---------- 提供された抜粋
読書を何倍も楽しむ、遅読のススメ。
本を読むのが好きな人ってどんな人を想像しますか?山ほどの本をあっという間に読んでしまう人のことをいう、と多くの人は思うのではないでしょうか。
わたしは遅読派です。でも本を読むことを愛しています。
今回はそんなわたしの読書の楽しみ方について語りたいと思います。
わたしは元々は速読派でした。特に小・中学生の頃は。1日に何冊も本を読んでしまうくらいずっと本を読んでいた。そして、何度も何度も同じ本を読んでまた次の本へ。なんども読むことできっと自分の中に内容を刷り込んでいたのだと思います。
だからなのか、自分でも驚くほど本の内容だけははっきりと覚えている。
今でも漫画はこの読み方をしています。なぜなら一冊10分程度で読めるから。これなら何回も読んでもたくさんの漫画を読むことができる。
しかし、小説はそうもいかない。高校生くらいになるとちょっと難しいものにも手を出し始めたからです。レイ・ブラッドベリ、村上春樹、ハインライン、安部公房、坂口安吾、とかね。
そして、難しいものは当然読むのに時間がかかるので、なんども読むことがなくなったのでした。(だって読みたい本は他にいくらでもあるわけですから)
--------------------
• 必要な作業
上の抜粋で「わたしは元々は速読派でした。」から始まる段落を、主な事実を残したまま短く書き直してください。
---------- 記録データ
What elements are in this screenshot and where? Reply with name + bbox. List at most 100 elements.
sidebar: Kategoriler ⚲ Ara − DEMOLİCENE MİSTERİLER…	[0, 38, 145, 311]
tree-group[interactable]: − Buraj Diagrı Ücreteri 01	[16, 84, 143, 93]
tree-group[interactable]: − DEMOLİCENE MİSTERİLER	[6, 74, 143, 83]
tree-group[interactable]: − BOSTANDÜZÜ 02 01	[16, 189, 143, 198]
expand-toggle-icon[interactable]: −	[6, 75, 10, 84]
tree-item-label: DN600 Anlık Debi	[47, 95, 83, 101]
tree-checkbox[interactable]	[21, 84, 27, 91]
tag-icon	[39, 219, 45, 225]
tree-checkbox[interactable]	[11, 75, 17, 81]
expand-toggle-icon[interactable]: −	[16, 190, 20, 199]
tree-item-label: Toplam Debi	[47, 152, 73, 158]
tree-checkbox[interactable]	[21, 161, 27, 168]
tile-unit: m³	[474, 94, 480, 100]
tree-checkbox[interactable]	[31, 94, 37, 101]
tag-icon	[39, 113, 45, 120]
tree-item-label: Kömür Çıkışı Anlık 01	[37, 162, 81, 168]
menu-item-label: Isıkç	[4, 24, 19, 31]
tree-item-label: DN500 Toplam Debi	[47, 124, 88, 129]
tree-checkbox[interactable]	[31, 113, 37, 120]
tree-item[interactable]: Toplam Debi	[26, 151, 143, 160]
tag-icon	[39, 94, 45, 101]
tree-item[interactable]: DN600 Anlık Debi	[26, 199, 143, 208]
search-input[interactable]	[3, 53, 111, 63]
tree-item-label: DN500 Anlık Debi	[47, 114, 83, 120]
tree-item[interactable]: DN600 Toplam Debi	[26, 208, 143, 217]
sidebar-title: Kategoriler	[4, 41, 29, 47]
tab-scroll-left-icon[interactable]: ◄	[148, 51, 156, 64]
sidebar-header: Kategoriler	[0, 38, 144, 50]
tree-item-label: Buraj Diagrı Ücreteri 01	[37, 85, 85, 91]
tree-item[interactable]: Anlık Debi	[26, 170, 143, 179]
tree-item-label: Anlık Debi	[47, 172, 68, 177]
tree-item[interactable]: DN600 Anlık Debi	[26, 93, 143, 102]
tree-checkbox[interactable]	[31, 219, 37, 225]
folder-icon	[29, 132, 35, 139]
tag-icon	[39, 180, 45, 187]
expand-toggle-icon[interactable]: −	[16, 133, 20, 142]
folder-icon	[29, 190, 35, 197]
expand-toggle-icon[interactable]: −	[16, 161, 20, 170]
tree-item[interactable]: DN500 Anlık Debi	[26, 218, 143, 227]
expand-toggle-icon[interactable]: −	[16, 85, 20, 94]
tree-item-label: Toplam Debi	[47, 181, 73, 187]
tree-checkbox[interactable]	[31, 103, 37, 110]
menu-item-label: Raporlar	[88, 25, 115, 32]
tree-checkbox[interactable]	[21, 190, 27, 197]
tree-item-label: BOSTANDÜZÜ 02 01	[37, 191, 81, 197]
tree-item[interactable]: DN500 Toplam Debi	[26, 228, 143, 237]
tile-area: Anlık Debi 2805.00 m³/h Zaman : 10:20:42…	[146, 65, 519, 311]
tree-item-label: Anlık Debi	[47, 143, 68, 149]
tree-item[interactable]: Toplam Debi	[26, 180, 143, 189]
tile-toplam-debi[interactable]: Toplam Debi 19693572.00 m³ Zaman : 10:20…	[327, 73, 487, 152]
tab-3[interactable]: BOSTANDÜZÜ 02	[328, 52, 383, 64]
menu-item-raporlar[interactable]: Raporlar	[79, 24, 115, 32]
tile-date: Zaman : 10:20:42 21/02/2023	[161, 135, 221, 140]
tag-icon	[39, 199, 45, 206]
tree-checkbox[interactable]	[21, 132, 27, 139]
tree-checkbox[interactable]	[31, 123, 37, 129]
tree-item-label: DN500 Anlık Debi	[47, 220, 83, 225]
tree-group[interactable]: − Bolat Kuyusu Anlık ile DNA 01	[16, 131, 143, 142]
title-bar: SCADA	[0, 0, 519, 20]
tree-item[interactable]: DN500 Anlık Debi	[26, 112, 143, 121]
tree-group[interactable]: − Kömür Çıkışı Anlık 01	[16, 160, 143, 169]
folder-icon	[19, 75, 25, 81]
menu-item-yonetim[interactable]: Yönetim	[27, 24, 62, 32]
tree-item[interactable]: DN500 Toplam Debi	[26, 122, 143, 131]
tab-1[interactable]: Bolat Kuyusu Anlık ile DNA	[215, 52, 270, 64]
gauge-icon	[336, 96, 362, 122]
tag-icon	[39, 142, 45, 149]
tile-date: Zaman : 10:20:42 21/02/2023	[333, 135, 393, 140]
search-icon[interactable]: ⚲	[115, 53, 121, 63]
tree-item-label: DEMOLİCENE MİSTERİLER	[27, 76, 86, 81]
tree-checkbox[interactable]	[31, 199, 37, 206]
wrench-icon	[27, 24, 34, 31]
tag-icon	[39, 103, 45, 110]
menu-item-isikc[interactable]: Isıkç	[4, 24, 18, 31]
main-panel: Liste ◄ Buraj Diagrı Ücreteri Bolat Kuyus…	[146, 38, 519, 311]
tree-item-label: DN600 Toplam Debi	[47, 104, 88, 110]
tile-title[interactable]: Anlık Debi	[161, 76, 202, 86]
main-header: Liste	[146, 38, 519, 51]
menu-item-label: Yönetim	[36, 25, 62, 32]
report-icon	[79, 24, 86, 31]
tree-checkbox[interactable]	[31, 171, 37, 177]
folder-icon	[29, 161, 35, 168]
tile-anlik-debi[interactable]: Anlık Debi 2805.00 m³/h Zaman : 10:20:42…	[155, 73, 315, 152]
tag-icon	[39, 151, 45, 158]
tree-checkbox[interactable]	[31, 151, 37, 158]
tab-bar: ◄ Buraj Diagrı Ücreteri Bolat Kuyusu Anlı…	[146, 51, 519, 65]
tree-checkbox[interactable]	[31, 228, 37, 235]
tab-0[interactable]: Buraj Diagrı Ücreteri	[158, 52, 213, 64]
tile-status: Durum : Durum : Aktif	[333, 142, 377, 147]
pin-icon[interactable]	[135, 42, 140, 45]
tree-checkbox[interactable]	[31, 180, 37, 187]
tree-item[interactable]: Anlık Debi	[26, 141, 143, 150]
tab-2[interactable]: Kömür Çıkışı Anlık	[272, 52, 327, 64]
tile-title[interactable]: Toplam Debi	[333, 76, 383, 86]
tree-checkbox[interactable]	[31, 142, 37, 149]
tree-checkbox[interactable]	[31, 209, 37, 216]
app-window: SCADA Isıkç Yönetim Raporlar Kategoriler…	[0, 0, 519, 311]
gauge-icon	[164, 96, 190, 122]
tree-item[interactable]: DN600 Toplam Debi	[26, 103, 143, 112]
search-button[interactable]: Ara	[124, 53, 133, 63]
--------------------
• 結果
もともと速読派で、特に小・中学生の頃は1日に何冊も本を読んでいた。同じ本を何度も読み返してから次の本へ進んでいた。それで内容を自分の中に刷り込んでいたのだと思う。